* [Records to use]:

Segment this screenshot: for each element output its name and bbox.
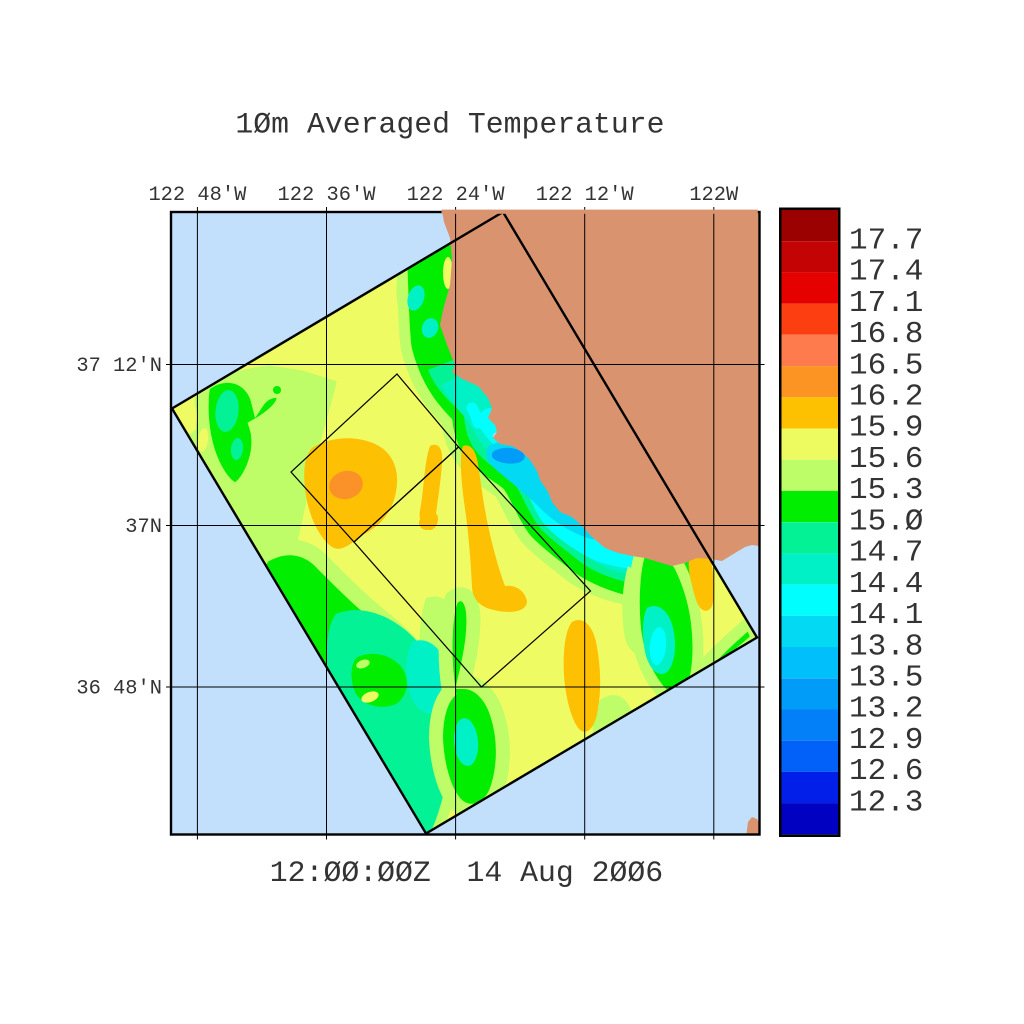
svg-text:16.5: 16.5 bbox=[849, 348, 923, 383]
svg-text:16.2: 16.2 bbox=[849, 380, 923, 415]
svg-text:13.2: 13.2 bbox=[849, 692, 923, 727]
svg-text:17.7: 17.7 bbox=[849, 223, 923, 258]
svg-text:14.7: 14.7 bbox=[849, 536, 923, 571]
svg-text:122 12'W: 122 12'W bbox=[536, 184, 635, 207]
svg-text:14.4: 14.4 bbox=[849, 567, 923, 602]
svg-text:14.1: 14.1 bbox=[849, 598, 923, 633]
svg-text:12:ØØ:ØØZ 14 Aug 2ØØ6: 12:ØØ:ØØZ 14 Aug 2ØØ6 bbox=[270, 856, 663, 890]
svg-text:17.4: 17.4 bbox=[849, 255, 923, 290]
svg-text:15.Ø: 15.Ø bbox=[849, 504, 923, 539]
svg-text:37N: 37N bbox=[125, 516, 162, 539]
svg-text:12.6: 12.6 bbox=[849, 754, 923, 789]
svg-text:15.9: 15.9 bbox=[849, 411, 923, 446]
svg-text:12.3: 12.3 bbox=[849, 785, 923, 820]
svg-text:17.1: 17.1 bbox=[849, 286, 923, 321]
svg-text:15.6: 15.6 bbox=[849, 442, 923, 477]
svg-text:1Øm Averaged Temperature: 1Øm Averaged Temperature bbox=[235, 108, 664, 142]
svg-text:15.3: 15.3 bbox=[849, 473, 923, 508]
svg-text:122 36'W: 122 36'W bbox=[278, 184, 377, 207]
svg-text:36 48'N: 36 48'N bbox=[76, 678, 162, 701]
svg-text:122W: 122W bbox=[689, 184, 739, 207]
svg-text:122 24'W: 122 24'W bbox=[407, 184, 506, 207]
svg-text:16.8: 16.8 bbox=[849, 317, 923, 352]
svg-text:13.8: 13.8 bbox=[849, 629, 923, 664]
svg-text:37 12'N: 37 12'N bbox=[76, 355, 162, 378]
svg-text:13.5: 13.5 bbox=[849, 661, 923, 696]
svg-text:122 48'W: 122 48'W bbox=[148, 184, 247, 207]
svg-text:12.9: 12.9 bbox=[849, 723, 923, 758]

* [Your objective]:
Copy out every line of the items above character for character, leaving out the pictures.

* [Correct response]:
Segment this screenshot: for each element output its name and bbox.
svg-text:16.5: 16.5 bbox=[849, 348, 923, 383]
svg-text:16.2: 16.2 bbox=[849, 380, 923, 415]
svg-text:13.2: 13.2 bbox=[849, 692, 923, 727]
svg-text:17.7: 17.7 bbox=[849, 223, 923, 258]
svg-text:14.7: 14.7 bbox=[849, 536, 923, 571]
svg-text:122 12'W: 122 12'W bbox=[536, 184, 635, 207]
svg-text:14.4: 14.4 bbox=[849, 567, 923, 602]
svg-text:14.1: 14.1 bbox=[849, 598, 923, 633]
svg-text:12:ØØ:ØØZ 14 Aug 2ØØ6: 12:ØØ:ØØZ 14 Aug 2ØØ6 bbox=[270, 856, 663, 890]
svg-text:17.4: 17.4 bbox=[849, 255, 923, 290]
svg-text:15.Ø: 15.Ø bbox=[849, 504, 923, 539]
svg-text:37N: 37N bbox=[125, 516, 162, 539]
svg-text:12.6: 12.6 bbox=[849, 754, 923, 789]
svg-text:15.9: 15.9 bbox=[849, 411, 923, 446]
svg-text:12.3: 12.3 bbox=[849, 785, 923, 820]
svg-text:17.1: 17.1 bbox=[849, 286, 923, 321]
svg-text:15.6: 15.6 bbox=[849, 442, 923, 477]
svg-text:1Øm Averaged Temperature: 1Øm Averaged Temperature bbox=[235, 108, 664, 142]
svg-text:15.3: 15.3 bbox=[849, 473, 923, 508]
svg-text:122 36'W: 122 36'W bbox=[278, 184, 377, 207]
svg-text:36 48'N: 36 48'N bbox=[76, 678, 162, 701]
svg-text:122W: 122W bbox=[689, 184, 739, 207]
svg-text:122 24'W: 122 24'W bbox=[407, 184, 506, 207]
svg-text:16.8: 16.8 bbox=[849, 317, 923, 352]
svg-text:13.8: 13.8 bbox=[849, 629, 923, 664]
svg-text:37 12'N: 37 12'N bbox=[76, 355, 162, 378]
svg-text:13.5: 13.5 bbox=[849, 661, 923, 696]
svg-text:122 48'W: 122 48'W bbox=[148, 184, 247, 207]
svg-text:12.9: 12.9 bbox=[849, 723, 923, 758]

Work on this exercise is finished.